A verbatim copy of the records is required, with all pictures left out.

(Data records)

#####

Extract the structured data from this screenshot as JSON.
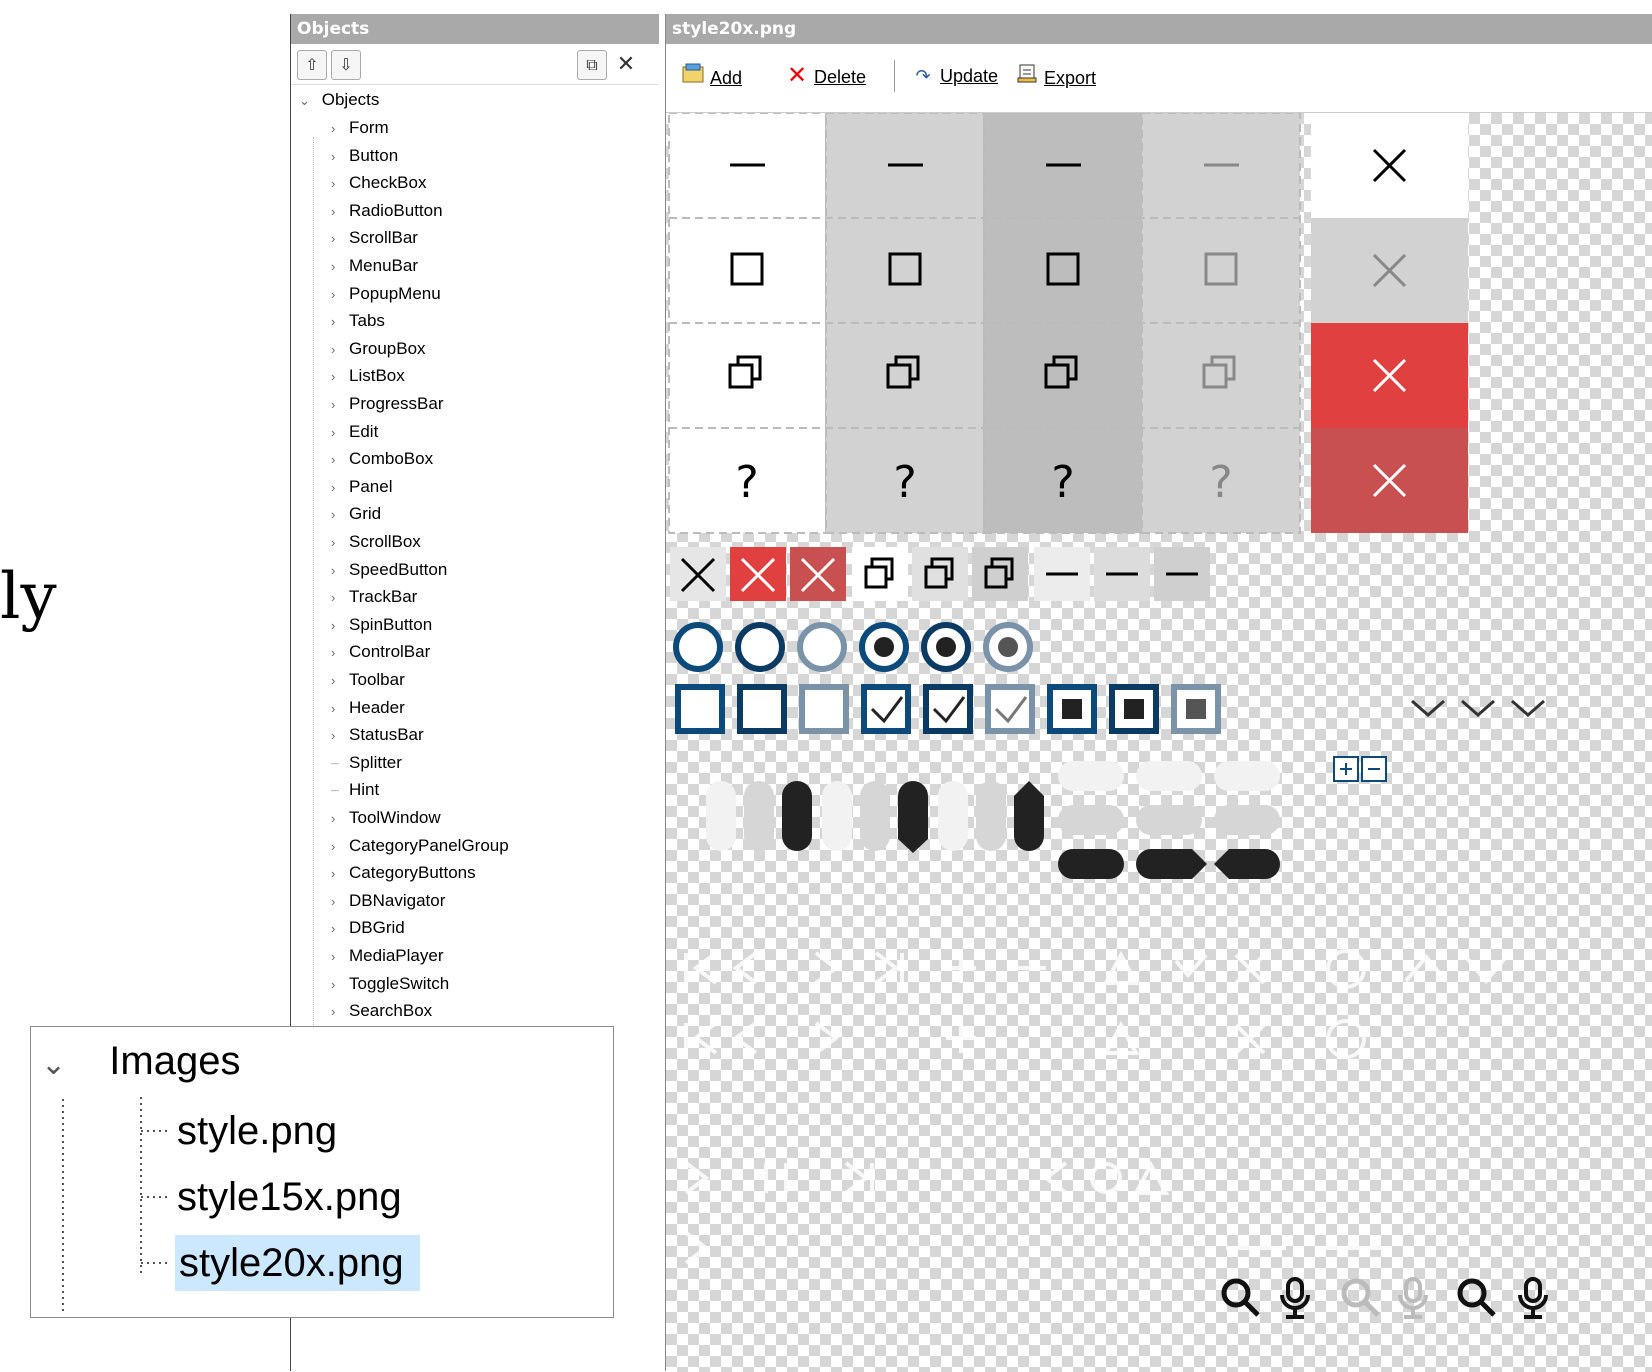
{
  "fragment_text": "ly",
  "objects_panel": {
    "title": "Objects",
    "toolbar_icons": [
      "move-up-icon",
      "move-down-icon",
      "copy-icon",
      "close-icon"
    ],
    "root_label": "Objects",
    "items": [
      {
        "label": "Form",
        "expandable": true
      },
      {
        "label": "Button",
        "expandable": true
      },
      {
        "label": "CheckBox",
        "expandable": true
      },
      {
        "label": "RadioButton",
        "expandable": true
      },
      {
        "label": "ScrollBar",
        "expandable": true
      },
      {
        "label": "MenuBar",
        "expandable": true
      },
      {
        "label": "PopupMenu",
        "expandable": true
      },
      {
        "label": "Tabs",
        "expandable": true
      },
      {
        "label": "GroupBox",
        "expandable": true
      },
      {
        "label": "ListBox",
        "expandable": true
      },
      {
        "label": "ProgressBar",
        "expandable": true
      },
      {
        "label": "Edit",
        "expandable": true
      },
      {
        "label": "ComboBox",
        "expandable": true
      },
      {
        "label": "Panel",
        "expandable": true
      },
      {
        "label": "Grid",
        "expandable": true
      },
      {
        "label": "ScrollBox",
        "expandable": true
      },
      {
        "label": "SpeedButton",
        "expandable": true
      },
      {
        "label": "TrackBar",
        "expandable": true
      },
      {
        "label": "SpinButton",
        "expandable": true
      },
      {
        "label": "ControlBar",
        "expandable": true
      },
      {
        "label": "Toolbar",
        "expandable": true
      },
      {
        "label": "Header",
        "expandable": true
      },
      {
        "label": "StatusBar",
        "expandable": true
      },
      {
        "label": "Splitter",
        "expandable": false
      },
      {
        "label": "Hint",
        "expandable": false
      },
      {
        "label": "ToolWindow",
        "expandable": true
      },
      {
        "label": "CategoryPanelGroup",
        "expandable": true
      },
      {
        "label": "CategoryButtons",
        "expandable": true
      },
      {
        "label": "DBNavigator",
        "expandable": true
      },
      {
        "label": "DBGrid",
        "expandable": true
      },
      {
        "label": "MediaPlayer",
        "expandable": true
      },
      {
        "label": "ToggleSwitch",
        "expandable": true
      },
      {
        "label": "SearchBox",
        "expandable": true
      }
    ]
  },
  "image_panel": {
    "title": "style20x.png",
    "toolbar": {
      "add": "Add",
      "delete": "Delete",
      "update": "Update",
      "export": "Export"
    }
  },
  "images_box": {
    "root_label": "Images",
    "files": [
      "style.png",
      "style15x.png",
      "style20x.png"
    ],
    "selected": "style20x.png"
  },
  "colors": {
    "header_bg": "#a9a9a9",
    "selection": "#cce8ff",
    "close_red": "#e03c3c",
    "close_red_dark": "#c84a4a",
    "radio_blue": "#0b4a7a"
  }
}
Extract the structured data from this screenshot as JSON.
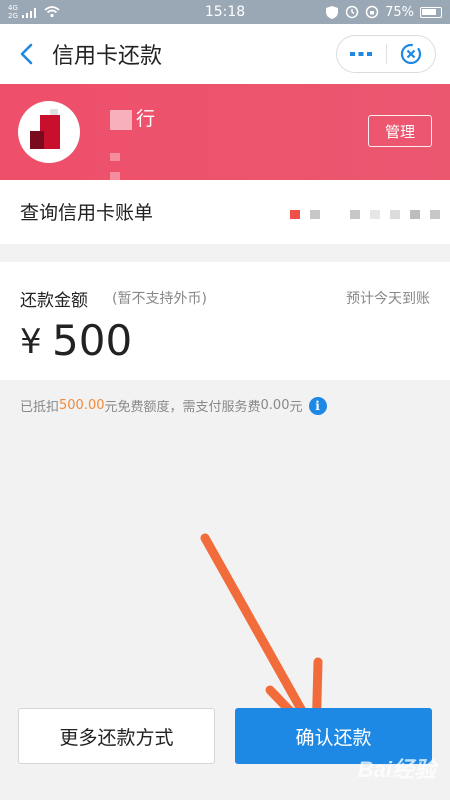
{
  "status_bar": {
    "network_top": "4G",
    "network_bottom": "2G",
    "time": "15:18",
    "battery": "75%"
  },
  "nav": {
    "title": "信用卡还款"
  },
  "card": {
    "bank_name_visible": "行",
    "manage_label": "管理"
  },
  "bill": {
    "label": "查询信用卡账单"
  },
  "amount": {
    "title": "还款金额",
    "note": "(暂不支持外币)",
    "arrival": "预计今天到账",
    "currency": "¥",
    "value": "500"
  },
  "fee": {
    "prefix": "已抵扣",
    "amount": "500.00",
    "middle": "元免费额度，需支付服务费",
    "service_fee": "0.00",
    "suffix": "元"
  },
  "buttons": {
    "more_label": "更多还款方式",
    "confirm_label": "确认还款"
  },
  "watermark": "Bai经验",
  "colors": {
    "brand_blue": "#1e88e5",
    "banner_red": "#ec5770",
    "highlight_orange": "#f08a3c",
    "annotation_arrow": "#f26b3a"
  }
}
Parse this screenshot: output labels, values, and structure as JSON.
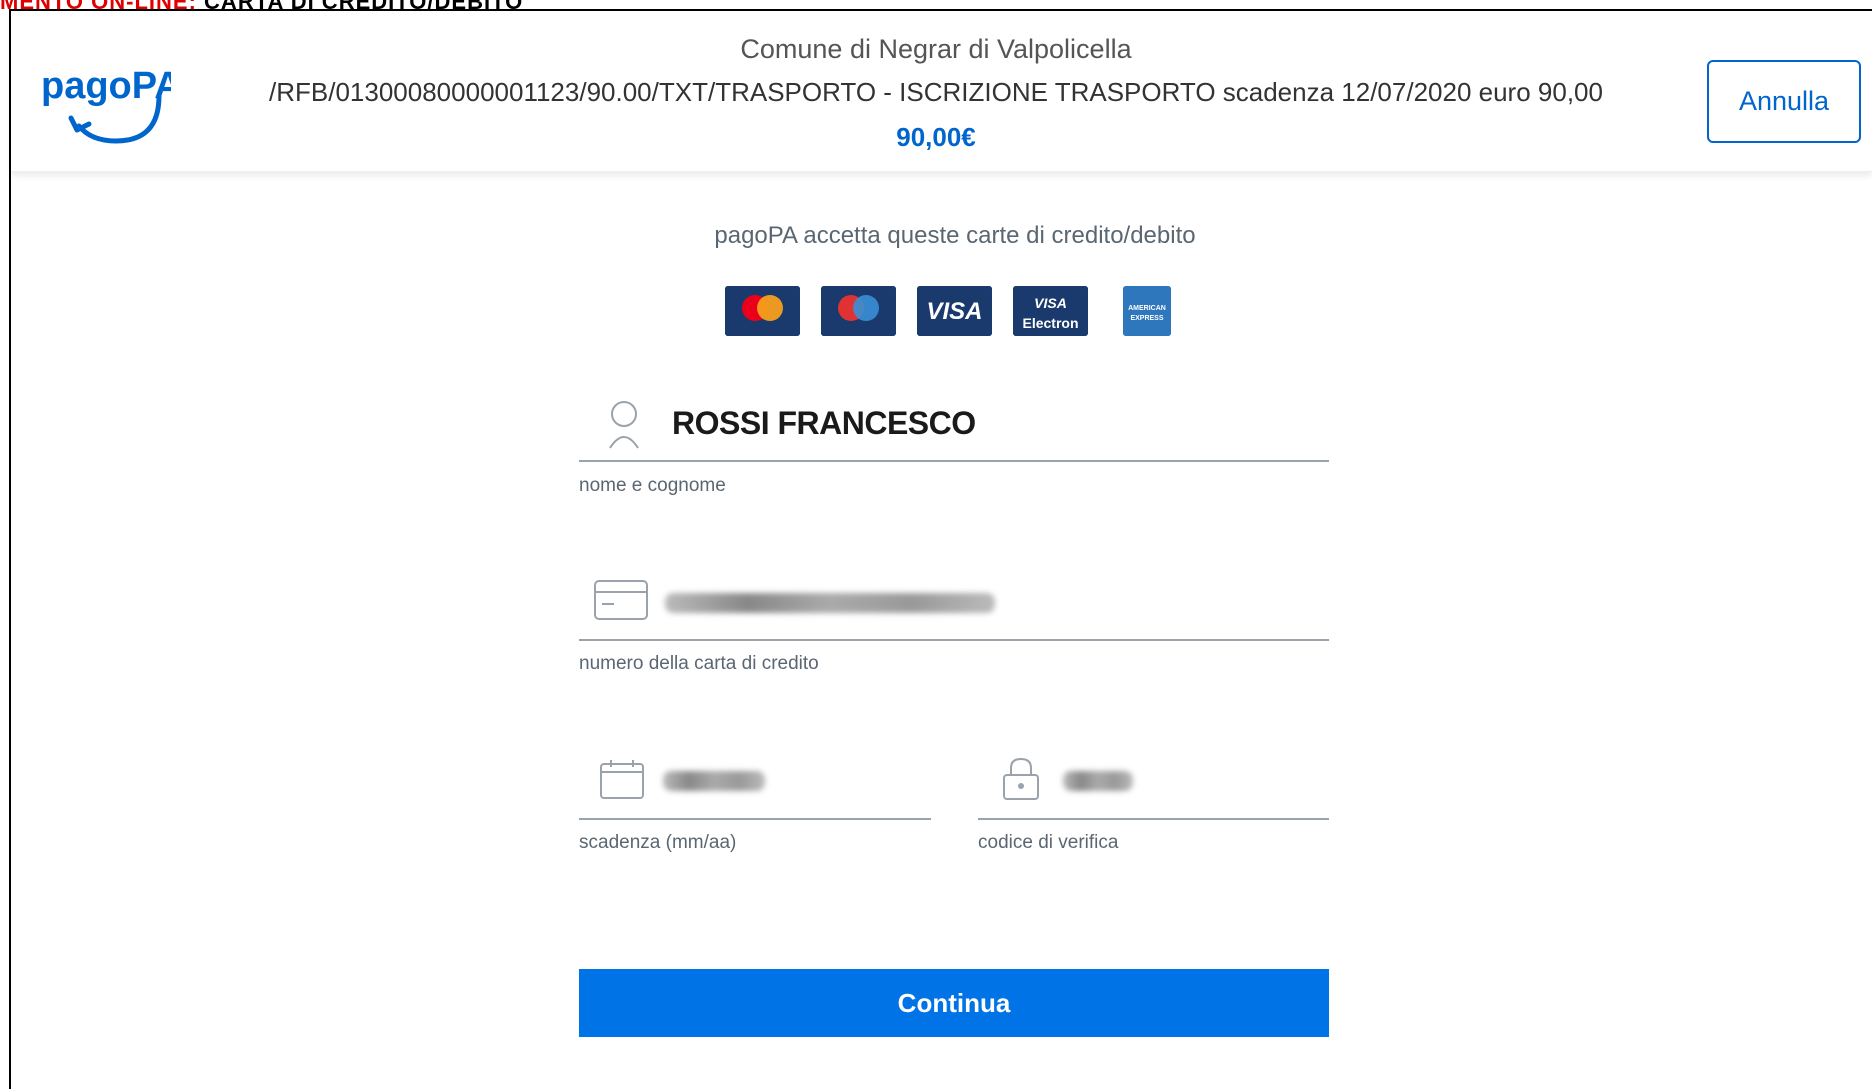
{
  "doc_caption": {
    "part1": "MENTO ON-LINE:",
    "part2": "CARTA DI CREDITO/DEBITO"
  },
  "header": {
    "logo_text": "pagoPA",
    "entity": "Comune di Negrar di Valpolicella",
    "description": "/RFB/01300080000001123/90.00/TXT/TRASPORTO - ISCRIZIONE TRASPORTO scadenza 12/07/2020 euro 90,00",
    "amount": "90,00€",
    "cancel_label": "Annulla"
  },
  "accepted": {
    "text": "pagoPA accetta queste carte di credito/debito",
    "cards": [
      {
        "name": "mastercard",
        "color": "#1a3a6e"
      },
      {
        "name": "maestro",
        "color": "#1a3a6e"
      },
      {
        "name": "visa",
        "label": "VISA",
        "color": "#1a3a6e"
      },
      {
        "name": "visa-electron",
        "label": "VISA Electron",
        "color": "#1a3a6e"
      },
      {
        "name": "american-express",
        "label": "AMERICAN EXPRESS",
        "color": "#2e77bc"
      }
    ]
  },
  "form": {
    "name": {
      "value": "ROSSI FRANCESCO",
      "label": "nome e cognome",
      "icon": "user-icon"
    },
    "card_number": {
      "label": "numero della carta di credito",
      "icon": "credit-card-icon"
    },
    "expiry": {
      "label": "scadenza (mm/aa)",
      "icon": "calendar-icon"
    },
    "cvv": {
      "label": "codice di verifica",
      "icon": "lock-icon"
    },
    "submit_label": "Continua"
  },
  "colors": {
    "accent": "#0073e6",
    "brand": "#0066cc"
  }
}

#####

**Solution to this task**
Extract the structured data from this screenshot as JSON.
{
  "fragment_text": "ly",
  "objects_panel": {
    "title": "Objects",
    "toolbar_icons": [
      "move-up-icon",
      "move-down-icon",
      "copy-icon",
      "close-icon"
    ],
    "root_label": "Objects",
    "items": [
      {
        "label": "Form",
        "expandable": true
      },
      {
        "label": "Button",
        "expandable": true
      },
      {
        "label": "CheckBox",
        "expandable": true
      },
      {
        "label": "RadioButton",
        "expandable": true
      },
      {
        "label": "ScrollBar",
        "expandable": true
      },
      {
        "label": "MenuBar",
        "expandable": true
      },
      {
        "label": "PopupMenu",
        "expandable": true
      },
      {
        "label": "Tabs",
        "expandable": true
      },
      {
        "label": "GroupBox",
        "expandable": true
      },
      {
        "label": "ListBox",
        "expandable": true
      },
      {
        "label": "ProgressBar",
        "expandable": true
      },
      {
        "label": "Edit",
        "expandable": true
      },
      {
        "label": "ComboBox",
        "expandable": true
      },
      {
        "label": "Panel",
        "expandable": true
      },
      {
        "label": "Grid",
        "expandable": true
      },
      {
        "label": "ScrollBox",
        "expandable": true
      },
      {
        "label": "SpeedButton",
        "expandable": true
      },
      {
        "label": "TrackBar",
        "expandable": true
      },
      {
        "label": "SpinButton",
        "expandable": true
      },
      {
        "label": "ControlBar",
        "expandable": true
      },
      {
        "label": "Toolbar",
        "expandable": true
      },
      {
        "label": "Header",
        "expandable": true
      },
      {
        "label": "StatusBar",
        "expandable": true
      },
      {
        "label": "Splitter",
        "expandable": false
      },
      {
        "label": "Hint",
        "expandable": false
      },
      {
        "label": "ToolWindow",
        "expandable": true
      },
      {
        "label": "CategoryPanelGroup",
        "expandable": true
      },
      {
        "label": "CategoryButtons",
        "expandable": true
      },
      {
        "label": "DBNavigator",
        "expandable": true
      },
      {
        "label": "DBGrid",
        "expandable": true
      },
      {
        "label": "MediaPlayer",
        "expandable": true
      },
      {
        "label": "ToggleSwitch",
        "expandable": true
      },
      {
        "label": "SearchBox",
        "expandable": true
      }
    ]
  },
  "image_panel": {
    "title": "style20x.png",
    "toolbar": {
      "add": "Add",
      "delete": "Delete",
      "update": "Update",
      "export": "Export"
    }
  },
  "images_box": {
    "root_label": "Images",
    "files": [
      "style.png",
      "style15x.png",
      "style20x.png"
    ],
    "selected": "style20x.png"
  },
  "colors": {
    "header_bg": "#a9a9a9",
    "selection": "#cce8ff",
    "close_red": "#e03c3c",
    "close_red_dark": "#c84a4a",
    "radio_blue": "#0b4a7a"
  }
}
Extract the structured data from this screenshot as JSON.
{
  "status_bar": {
    "network_top": "4G",
    "network_bottom": "2G",
    "time": "15:18",
    "battery": "75%"
  },
  "nav": {
    "title": "信用卡还款"
  },
  "card": {
    "bank_name_visible": "行",
    "manage_label": "管理"
  },
  "bill": {
    "label": "查询信用卡账单"
  },
  "amount": {
    "title": "还款金额",
    "note": "(暂不支持外币)",
    "arrival": "预计今天到账",
    "currency": "¥",
    "value": "500"
  },
  "fee": {
    "prefix": "已抵扣",
    "amount": "500.00",
    "middle": "元免费额度，需支付服务费",
    "service_fee": "0.00",
    "suffix": "元"
  },
  "buttons": {
    "more_label": "更多还款方式",
    "confirm_label": "确认还款"
  },
  "watermark": "Bai经验",
  "colors": {
    "brand_blue": "#1e88e5",
    "banner_red": "#ec5770",
    "highlight_orange": "#f08a3c",
    "annotation_arrow": "#f26b3a"
  }
}
Parse this screenshot: output labels, values, and structure as JSON.
{
  "doc_caption": {
    "part1": "MENTO ON-LINE:",
    "part2": "CARTA DI CREDITO/DEBITO"
  },
  "header": {
    "logo_text": "pagoPA",
    "entity": "Comune di Negrar di Valpolicella",
    "description": "/RFB/01300080000001123/90.00/TXT/TRASPORTO - ISCRIZIONE TRASPORTO scadenza 12/07/2020 euro 90,00",
    "amount": "90,00€",
    "cancel_label": "Annulla"
  },
  "accepted": {
    "text": "pagoPA accetta queste carte di credito/debito",
    "cards": [
      {
        "name": "mastercard",
        "color": "#1a3a6e"
      },
      {
        "name": "maestro",
        "color": "#1a3a6e"
      },
      {
        "name": "visa",
        "label": "VISA",
        "color": "#1a3a6e"
      },
      {
        "name": "visa-electron",
        "label": "VISA Electron",
        "color": "#1a3a6e"
      },
      {
        "name": "american-express",
        "label": "AMERICAN EXPRESS",
        "color": "#2e77bc"
      }
    ]
  },
  "form": {
    "name": {
      "value": "ROSSI FRANCESCO",
      "label": "nome e cognome",
      "icon": "user-icon"
    },
    "card_number": {
      "label": "numero della carta di credito",
      "icon": "credit-card-icon"
    },
    "expiry": {
      "label": "scadenza (mm/aa)",
      "icon": "calendar-icon"
    },
    "cvv": {
      "label": "codice di verifica",
      "icon": "lock-icon"
    },
    "submit_label": "Continua"
  },
  "colors": {
    "accent": "#0073e6",
    "brand": "#0066cc"
  }
}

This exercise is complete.